■ EXERCISES TO COMPLETE:
a - Sum up the car duster thread in two sentences.
b - List each username that heads a post in the car duster thread, naming each one once.
c - From the car duster thread, echo the passage starting at "## heat010 (Sep" and ending at "you guys recommend.".

# California Car Duster



## Mathew (Feb 8, 2002)

After reading a bunch of posts of praise , im gonna get the california car duster. I know you can get them at Walmart, but does anyone know if Target sells them? Im not sure myself, and their website doesnt really cover car stuff. Theres a Super Target on a detour from my normal commute, but id hate to waste a trip there


----------



## Cliff (Apr 19, 2002)

According to the Original California Car Duster web site (http://www.calcarduster.com/retailers.asp), the answer is yes. I bought a water blade there last weekend, and Target sells this stuff in their own packaging. Seems to be the real deal though.


----------



## johnlew (Dec 25, 2001)

Cliff3 said:


> *According to the Original California Car Duster web site (http://www.calcarduster.com/retailers.asp), the answer is yes. I bought a water blade there last weekend, and Target sells this stuff in their own packaging. Seems to be the real deal though. *


I don't know, I saw it at Target last nite and it seem thinner, not as hefty.


----------



## Mathew (Feb 8, 2002)

Cliff3 said:


> *According to the Original California Car Duster web site (http://www.calcarduster.com/retailers.asp), the answer is yes. I bought a water blade there last weekend, and Target sells this stuff in their own packaging. Seems to be the real deal though. *


Oh wow, thanks Cliff. I was kinda doubting it cause my targets dont really have a lot of variety when it comes to car stuff. I tried www.californiacarduster.com, and when that didnt work i figured they didnt have a website (then of course, i shoulda did a serch:banghead: )

Oh well, thank you


----------



## Cliff (Apr 19, 2002)

johnlew said:


> *
> 
> I don't know, I saw it at Target last nite and it seem thinner, not as hefty. *


I bought my car duster at Kragens and haven't really examined those Target is selling. The water blade seems real enough.


----------



## eboller (Mar 23, 2002)

Target has them.

Eric


----------



## ChadS (Jan 4, 2002)

I bought mine at PepBoys. You might want to check there if there is one near you.


----------



## heat010 (Sep 4, 2002)

*Found a good deal on the CCD*

I went to Costco and they had the CCD, plus dash duster (plastic handle) for $11.99. I checked the CCD website and they do state that Costco is a certified dealer. :bigpimp:

Pretty good deal. I'm doing the newspaper thing that you guys recommend.


----------

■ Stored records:
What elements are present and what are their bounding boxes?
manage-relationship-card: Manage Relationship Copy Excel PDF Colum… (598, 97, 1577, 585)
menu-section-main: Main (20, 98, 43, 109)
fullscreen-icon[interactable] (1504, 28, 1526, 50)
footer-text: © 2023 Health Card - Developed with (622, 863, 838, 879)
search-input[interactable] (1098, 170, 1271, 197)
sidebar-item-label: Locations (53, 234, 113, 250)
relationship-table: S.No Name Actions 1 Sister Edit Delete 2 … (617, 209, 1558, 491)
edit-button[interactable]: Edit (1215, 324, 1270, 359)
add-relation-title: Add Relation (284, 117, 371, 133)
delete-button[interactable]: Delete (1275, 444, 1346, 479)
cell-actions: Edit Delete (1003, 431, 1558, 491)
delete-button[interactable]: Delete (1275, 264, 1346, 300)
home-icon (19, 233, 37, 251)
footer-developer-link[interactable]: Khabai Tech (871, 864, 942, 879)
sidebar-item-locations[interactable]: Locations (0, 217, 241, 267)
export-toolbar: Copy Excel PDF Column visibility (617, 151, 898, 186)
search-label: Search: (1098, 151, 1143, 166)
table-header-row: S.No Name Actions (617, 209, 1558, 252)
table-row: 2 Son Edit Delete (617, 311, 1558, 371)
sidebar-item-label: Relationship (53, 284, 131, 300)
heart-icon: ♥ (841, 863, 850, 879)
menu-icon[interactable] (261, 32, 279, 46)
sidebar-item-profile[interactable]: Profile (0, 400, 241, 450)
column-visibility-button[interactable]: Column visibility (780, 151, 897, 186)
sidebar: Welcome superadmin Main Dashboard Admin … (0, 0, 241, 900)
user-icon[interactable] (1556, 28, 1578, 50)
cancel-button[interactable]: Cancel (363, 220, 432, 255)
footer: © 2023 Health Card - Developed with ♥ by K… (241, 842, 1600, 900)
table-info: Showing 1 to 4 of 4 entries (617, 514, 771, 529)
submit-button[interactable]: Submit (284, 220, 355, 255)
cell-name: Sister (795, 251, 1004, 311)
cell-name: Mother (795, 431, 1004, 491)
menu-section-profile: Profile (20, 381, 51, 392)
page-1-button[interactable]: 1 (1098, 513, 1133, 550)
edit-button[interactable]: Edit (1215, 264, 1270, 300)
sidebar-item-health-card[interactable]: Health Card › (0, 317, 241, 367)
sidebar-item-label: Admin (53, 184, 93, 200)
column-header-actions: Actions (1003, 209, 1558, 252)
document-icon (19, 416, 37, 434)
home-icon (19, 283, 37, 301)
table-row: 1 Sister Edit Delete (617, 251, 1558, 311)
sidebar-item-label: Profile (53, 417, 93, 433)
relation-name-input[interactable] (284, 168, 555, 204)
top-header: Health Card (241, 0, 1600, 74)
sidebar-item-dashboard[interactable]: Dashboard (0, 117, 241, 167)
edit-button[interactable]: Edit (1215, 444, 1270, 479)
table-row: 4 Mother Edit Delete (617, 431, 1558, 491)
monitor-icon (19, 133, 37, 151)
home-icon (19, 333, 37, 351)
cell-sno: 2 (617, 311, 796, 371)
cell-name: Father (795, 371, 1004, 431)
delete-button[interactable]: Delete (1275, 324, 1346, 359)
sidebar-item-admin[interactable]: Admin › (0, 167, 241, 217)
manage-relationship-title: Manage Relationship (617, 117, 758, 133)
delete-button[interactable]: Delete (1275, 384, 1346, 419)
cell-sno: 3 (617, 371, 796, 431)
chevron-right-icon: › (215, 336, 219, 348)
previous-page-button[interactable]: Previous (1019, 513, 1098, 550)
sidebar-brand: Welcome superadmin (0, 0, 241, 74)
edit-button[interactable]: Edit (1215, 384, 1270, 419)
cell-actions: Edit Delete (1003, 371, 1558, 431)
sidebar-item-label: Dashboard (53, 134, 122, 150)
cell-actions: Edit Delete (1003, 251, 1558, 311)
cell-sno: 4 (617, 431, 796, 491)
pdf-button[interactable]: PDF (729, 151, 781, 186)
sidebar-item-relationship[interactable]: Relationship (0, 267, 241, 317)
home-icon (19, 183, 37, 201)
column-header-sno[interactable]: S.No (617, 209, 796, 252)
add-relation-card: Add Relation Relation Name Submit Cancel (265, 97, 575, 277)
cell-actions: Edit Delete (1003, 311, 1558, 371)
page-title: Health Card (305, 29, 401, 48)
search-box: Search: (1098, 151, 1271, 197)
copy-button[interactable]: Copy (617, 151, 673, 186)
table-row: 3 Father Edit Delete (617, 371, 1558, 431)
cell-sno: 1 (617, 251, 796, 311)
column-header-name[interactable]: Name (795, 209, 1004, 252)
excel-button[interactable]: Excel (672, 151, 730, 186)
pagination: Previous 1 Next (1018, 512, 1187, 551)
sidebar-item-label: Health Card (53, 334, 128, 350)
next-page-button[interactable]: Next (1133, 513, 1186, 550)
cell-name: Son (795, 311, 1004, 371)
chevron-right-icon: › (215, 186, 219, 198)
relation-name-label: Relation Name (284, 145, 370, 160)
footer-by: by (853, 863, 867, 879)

■ EXERCISE ANSWERS:
a - A poster asks whether Target sells the California Car Duster, and a reply points to the maker's website saying it does, though another poster thought the one at Target seemed thinner. Others say they got theirs at Kragens and PepBoys, and one found it at Costco with a dash duster for $11.99.

b - Mathew, Cliff, johnlew, eboller, ChadS, heat010

c -
## heat010 (Sep 4, 2002)

*Found a good deal on the CCD*

I went to Costco and they had the CCD, plus dash duster (plastic handle) for $11.99. I checked the CCD website and they do state that Costco is a certified dealer. :bigpimp:

Pretty good deal. I'm doing the newspaper thing that you guys recommend.